*** Materials provided

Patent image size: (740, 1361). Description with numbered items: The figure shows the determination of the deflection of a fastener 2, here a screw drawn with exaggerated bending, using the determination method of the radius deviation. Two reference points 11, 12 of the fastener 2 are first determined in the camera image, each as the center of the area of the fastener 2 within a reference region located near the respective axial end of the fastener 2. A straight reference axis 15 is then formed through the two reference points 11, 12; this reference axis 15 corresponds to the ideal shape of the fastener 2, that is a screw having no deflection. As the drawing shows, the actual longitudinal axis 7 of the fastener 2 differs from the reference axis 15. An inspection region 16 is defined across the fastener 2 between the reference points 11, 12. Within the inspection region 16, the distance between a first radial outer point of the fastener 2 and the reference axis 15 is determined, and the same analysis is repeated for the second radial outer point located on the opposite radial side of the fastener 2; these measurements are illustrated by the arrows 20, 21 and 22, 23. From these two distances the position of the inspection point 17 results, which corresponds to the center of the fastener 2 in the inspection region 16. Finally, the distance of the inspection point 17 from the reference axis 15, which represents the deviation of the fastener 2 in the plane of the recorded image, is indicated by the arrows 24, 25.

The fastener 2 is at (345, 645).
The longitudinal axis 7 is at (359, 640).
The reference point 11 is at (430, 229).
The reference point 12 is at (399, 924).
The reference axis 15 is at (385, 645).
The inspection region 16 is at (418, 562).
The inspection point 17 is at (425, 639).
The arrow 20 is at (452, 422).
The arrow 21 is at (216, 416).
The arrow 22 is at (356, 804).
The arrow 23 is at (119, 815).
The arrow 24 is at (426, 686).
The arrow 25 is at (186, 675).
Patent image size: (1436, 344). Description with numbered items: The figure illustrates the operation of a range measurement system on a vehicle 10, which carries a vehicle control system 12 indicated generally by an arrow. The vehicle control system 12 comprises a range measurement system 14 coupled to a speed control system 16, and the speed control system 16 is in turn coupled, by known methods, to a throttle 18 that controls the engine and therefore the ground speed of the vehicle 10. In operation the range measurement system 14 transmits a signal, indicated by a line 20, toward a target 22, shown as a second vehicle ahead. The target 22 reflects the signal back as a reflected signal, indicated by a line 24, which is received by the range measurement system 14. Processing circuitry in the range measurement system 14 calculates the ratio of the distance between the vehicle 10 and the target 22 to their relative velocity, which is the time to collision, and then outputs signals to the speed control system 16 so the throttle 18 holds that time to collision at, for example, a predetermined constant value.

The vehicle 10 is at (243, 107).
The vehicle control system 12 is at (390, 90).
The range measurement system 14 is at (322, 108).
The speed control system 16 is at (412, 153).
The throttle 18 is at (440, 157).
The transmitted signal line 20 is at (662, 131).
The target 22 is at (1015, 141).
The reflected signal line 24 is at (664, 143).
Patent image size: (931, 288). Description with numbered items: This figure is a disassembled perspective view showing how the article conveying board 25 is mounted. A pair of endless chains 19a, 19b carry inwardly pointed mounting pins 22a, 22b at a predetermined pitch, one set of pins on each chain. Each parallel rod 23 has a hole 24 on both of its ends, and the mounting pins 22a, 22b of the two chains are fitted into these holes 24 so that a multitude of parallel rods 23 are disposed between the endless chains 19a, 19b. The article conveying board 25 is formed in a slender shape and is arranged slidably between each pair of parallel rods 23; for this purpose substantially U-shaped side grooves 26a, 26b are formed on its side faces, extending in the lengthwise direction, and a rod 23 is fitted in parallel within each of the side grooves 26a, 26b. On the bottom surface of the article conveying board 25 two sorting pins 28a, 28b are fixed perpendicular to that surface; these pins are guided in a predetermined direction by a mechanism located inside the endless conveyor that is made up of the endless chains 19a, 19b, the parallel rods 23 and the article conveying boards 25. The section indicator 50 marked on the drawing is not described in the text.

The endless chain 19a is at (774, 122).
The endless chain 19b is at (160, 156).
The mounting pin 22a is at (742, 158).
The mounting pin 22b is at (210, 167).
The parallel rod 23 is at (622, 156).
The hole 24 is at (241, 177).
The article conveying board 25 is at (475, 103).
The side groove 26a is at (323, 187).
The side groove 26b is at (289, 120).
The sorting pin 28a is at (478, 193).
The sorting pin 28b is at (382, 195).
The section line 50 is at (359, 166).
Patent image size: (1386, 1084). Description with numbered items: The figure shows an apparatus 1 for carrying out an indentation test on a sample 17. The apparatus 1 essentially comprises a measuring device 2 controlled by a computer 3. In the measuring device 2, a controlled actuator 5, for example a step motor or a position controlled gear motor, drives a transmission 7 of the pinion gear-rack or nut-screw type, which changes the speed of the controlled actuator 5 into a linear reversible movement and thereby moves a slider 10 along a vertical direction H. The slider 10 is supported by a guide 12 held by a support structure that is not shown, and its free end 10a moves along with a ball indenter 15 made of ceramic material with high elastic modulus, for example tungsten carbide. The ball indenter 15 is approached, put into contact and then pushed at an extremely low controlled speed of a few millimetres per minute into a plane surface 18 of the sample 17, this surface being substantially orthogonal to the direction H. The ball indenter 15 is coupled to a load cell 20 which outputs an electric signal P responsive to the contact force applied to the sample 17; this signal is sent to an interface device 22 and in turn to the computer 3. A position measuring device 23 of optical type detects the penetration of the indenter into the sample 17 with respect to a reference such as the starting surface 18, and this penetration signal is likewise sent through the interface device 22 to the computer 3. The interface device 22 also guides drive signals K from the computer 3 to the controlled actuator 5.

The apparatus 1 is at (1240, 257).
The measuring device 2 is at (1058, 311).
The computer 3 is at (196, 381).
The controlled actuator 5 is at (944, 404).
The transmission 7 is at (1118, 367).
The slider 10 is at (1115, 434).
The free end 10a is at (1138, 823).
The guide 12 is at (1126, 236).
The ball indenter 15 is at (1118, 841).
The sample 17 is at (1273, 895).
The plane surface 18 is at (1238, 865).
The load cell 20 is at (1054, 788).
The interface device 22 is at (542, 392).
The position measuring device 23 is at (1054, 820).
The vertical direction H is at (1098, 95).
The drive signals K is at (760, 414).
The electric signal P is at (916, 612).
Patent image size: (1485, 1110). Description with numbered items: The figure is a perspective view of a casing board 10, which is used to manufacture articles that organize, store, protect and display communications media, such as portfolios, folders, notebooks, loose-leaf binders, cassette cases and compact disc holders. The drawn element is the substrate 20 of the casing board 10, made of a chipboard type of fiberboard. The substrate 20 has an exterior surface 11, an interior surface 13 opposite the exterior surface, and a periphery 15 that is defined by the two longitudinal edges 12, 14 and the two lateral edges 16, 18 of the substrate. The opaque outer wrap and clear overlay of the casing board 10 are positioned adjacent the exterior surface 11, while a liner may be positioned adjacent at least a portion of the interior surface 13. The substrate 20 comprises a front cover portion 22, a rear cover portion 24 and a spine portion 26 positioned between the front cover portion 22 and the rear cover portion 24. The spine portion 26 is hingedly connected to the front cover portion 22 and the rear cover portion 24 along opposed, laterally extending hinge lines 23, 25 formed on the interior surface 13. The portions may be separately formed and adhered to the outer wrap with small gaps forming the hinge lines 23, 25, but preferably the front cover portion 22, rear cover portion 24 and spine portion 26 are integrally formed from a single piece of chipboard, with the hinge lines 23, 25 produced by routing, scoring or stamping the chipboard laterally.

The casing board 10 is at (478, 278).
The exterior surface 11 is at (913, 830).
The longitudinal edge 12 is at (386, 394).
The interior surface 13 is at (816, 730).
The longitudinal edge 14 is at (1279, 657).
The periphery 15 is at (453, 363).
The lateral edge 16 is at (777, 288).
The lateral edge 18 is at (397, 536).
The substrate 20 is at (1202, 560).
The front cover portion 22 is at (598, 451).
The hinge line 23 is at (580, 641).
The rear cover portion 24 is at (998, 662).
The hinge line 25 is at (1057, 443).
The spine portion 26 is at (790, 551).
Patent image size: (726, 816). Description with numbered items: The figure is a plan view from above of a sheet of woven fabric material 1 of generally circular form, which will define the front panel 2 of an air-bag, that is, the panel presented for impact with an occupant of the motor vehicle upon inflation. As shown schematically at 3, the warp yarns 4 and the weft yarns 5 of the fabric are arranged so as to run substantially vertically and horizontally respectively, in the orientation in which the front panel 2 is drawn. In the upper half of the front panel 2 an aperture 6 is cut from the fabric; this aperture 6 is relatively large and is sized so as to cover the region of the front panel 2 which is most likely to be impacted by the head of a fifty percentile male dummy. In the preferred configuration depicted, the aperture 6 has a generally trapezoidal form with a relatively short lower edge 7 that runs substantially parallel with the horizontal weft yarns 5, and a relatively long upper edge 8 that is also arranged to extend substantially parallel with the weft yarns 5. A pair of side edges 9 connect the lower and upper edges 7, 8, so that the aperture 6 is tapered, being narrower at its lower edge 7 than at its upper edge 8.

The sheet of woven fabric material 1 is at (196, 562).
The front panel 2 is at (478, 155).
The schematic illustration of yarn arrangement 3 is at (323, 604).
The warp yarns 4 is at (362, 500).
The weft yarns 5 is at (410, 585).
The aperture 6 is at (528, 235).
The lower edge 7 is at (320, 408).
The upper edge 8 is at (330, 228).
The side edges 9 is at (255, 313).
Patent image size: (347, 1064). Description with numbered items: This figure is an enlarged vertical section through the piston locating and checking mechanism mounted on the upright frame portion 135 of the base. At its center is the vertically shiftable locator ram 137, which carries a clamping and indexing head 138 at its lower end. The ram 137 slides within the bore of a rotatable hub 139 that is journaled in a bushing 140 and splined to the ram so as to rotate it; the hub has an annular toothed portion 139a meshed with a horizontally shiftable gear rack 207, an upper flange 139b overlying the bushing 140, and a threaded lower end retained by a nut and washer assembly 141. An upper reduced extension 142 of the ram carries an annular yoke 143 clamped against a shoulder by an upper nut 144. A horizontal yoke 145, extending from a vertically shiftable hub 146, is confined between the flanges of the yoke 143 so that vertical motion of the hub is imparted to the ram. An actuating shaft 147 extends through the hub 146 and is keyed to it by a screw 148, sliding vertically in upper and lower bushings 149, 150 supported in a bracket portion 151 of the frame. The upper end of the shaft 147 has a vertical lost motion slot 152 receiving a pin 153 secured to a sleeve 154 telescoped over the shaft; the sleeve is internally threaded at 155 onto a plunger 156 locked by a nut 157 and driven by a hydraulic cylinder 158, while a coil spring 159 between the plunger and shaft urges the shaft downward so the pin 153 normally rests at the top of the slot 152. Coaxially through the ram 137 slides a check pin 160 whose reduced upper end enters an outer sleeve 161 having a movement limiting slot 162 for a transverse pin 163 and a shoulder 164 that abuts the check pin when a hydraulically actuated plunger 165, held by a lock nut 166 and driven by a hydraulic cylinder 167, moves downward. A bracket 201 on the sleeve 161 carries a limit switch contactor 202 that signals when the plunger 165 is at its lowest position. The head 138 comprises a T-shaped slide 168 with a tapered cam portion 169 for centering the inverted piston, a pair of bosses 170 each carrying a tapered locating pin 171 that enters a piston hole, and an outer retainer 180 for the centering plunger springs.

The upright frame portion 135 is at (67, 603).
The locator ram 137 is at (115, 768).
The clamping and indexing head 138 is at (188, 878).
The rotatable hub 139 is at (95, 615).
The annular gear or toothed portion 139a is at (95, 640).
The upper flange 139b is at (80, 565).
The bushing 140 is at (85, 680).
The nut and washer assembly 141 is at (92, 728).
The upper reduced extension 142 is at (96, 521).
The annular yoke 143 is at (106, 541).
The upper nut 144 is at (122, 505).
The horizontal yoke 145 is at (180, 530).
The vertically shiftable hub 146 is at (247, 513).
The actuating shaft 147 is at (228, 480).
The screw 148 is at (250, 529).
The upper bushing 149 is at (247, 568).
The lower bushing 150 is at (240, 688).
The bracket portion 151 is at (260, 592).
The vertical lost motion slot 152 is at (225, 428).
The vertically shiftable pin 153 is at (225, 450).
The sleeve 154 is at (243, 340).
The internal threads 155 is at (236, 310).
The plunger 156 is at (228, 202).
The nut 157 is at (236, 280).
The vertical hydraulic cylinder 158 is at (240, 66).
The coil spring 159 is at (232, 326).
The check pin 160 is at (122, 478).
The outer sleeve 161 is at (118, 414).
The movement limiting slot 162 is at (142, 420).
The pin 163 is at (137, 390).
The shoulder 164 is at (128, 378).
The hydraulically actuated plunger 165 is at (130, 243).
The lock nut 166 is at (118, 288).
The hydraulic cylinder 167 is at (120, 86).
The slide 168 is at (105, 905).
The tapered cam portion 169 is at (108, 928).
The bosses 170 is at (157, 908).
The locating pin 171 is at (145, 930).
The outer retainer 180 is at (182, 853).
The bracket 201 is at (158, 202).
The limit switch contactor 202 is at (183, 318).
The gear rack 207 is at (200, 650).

******

**Task:** Can you rewrite everything in the listing from the line containing "Patent image size: (1436, 344)." down to the line containing "The speed control system 16 is at (412, 153).", replacing "illustrates" with "depicts" and leaving all else unchanged?

**Answer for this exercise:**
Patent image size: (1436, 344). Description with numbered items: The figure depicts the operation of a range measurement system on a vehicle 10, which carries a vehicle control system 12 indicated generally by an arrow. The vehicle control system 12 comprises a range measurement system 14 coupled to a speed control system 16, and the speed control system 16 is in turn coupled, by known methods, to a throttle 18 that controls the engine and therefore the ground speed of the vehicle 10. In operation the range measurement system 14 transmits a signal, indicated by a line 20, toward a target 22, shown as a second vehicle ahead. The target 22 reflects the signal back as a reflected signal, indicated by a line 24, which is received by the range measurement system 14. Processing circuitry in the range measurement system 14 calculates the ratio of the distance between the vehicle 10 and the target 22 to their relative velocity, which is the time to collision, and then outputs signals to the speed control system 16 so the throttle 18 holds that time to collision at, for example, a predetermined constant value.

The vehicle 10 is at (243, 107).
The vehicle control system 12 is at (390, 90).
The range measurement system 14 is at (322, 108).
The speed control system 16 is at (412, 153).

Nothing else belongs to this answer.